Aim → From the listing, collect all lines containing the word "value".

[Source records]
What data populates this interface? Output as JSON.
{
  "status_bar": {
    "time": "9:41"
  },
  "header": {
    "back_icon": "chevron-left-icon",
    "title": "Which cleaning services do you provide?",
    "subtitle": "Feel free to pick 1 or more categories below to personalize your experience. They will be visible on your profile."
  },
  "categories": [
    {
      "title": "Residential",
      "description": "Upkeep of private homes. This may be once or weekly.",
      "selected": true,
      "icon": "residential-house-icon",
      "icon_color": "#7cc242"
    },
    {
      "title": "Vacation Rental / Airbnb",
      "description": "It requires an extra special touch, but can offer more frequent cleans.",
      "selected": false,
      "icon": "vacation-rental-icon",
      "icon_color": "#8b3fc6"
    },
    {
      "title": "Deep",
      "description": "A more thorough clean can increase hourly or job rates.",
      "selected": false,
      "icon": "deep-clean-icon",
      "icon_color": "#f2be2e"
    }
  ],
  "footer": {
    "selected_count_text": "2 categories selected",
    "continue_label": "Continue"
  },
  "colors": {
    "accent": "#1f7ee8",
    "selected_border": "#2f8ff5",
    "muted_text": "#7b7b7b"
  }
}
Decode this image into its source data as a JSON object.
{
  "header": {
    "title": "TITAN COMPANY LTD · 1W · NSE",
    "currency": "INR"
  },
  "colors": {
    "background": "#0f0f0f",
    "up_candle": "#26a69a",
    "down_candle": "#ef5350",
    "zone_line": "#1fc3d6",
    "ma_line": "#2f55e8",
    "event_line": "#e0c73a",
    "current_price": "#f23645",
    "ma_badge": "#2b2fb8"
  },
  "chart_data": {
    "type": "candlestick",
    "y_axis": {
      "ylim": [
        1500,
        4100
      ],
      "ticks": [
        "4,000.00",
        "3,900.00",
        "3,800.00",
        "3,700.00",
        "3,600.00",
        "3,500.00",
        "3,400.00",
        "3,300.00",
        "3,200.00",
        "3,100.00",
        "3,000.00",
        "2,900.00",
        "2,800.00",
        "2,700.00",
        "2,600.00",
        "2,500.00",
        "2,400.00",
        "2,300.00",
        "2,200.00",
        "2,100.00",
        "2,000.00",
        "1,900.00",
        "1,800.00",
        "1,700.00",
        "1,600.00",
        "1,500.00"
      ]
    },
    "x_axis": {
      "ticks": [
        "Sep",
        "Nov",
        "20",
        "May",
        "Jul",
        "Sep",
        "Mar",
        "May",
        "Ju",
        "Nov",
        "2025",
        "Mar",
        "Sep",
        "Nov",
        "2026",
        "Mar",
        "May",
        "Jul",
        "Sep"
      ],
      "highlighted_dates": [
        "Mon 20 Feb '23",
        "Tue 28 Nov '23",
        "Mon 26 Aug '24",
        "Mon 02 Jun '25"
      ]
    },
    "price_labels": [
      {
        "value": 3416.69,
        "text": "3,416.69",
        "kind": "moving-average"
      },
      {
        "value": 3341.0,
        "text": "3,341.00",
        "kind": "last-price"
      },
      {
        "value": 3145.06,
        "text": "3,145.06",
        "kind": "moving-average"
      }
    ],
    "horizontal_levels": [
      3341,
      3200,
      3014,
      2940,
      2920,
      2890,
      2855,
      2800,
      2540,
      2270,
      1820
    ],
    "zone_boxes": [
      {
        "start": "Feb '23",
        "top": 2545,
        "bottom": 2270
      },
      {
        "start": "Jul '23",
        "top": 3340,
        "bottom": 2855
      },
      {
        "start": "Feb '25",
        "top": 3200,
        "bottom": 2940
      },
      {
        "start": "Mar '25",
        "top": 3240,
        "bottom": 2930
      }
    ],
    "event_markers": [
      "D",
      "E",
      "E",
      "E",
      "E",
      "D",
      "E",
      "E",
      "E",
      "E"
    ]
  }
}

Written answer →
        "value": 3416.69,
        "value": 3341.0,
        "value": 3145.06,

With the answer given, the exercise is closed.